DESCRIPTION OF THE TASK:
Pull out every line below holding the word "Railcar".

++++ ENTRIES ++++

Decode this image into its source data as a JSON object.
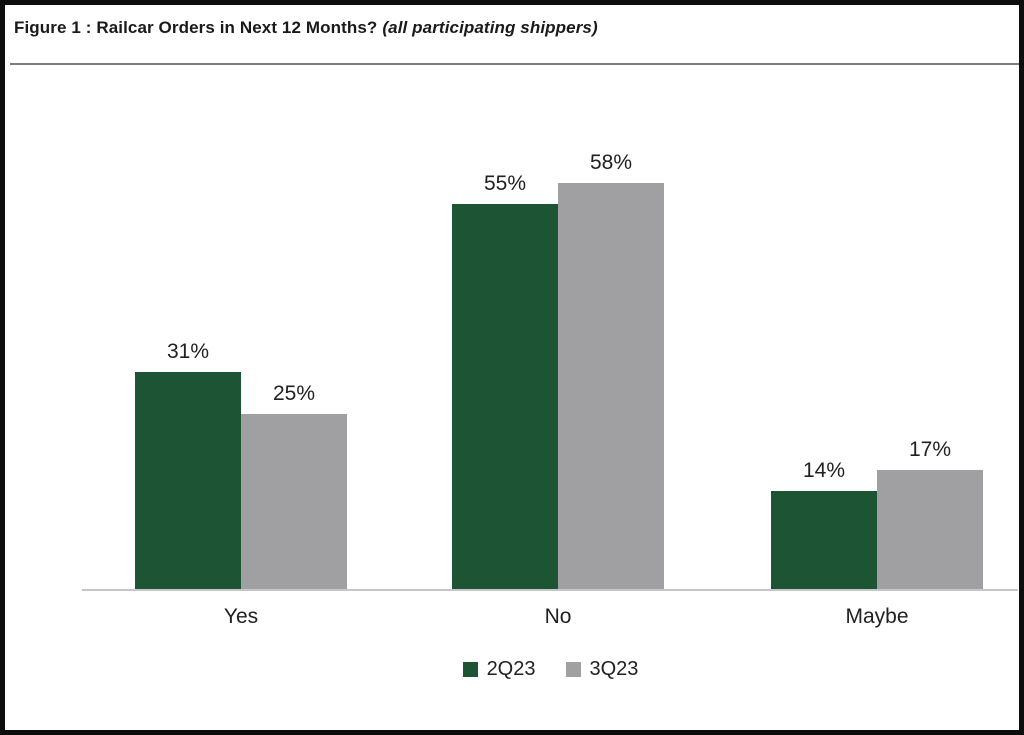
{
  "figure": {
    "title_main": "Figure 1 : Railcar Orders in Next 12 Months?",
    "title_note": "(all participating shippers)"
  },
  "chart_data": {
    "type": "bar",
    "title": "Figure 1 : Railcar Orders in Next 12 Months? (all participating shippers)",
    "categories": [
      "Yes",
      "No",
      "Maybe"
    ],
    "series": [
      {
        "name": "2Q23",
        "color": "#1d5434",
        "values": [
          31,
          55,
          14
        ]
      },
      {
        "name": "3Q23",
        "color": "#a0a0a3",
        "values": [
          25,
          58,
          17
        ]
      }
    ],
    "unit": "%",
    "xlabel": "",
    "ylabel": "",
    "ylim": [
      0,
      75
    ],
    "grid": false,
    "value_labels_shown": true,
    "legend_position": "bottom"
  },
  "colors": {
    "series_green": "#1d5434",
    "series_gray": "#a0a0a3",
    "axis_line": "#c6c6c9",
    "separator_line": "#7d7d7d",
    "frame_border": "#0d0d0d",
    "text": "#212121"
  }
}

++++

WRITTEN ANSWER:
    "title_main": "Figure 1 : Railcar Orders in Next 12 Months?",
    "title": "Figure 1 : Railcar Orders in Next 12 Months? (all participating shippers)",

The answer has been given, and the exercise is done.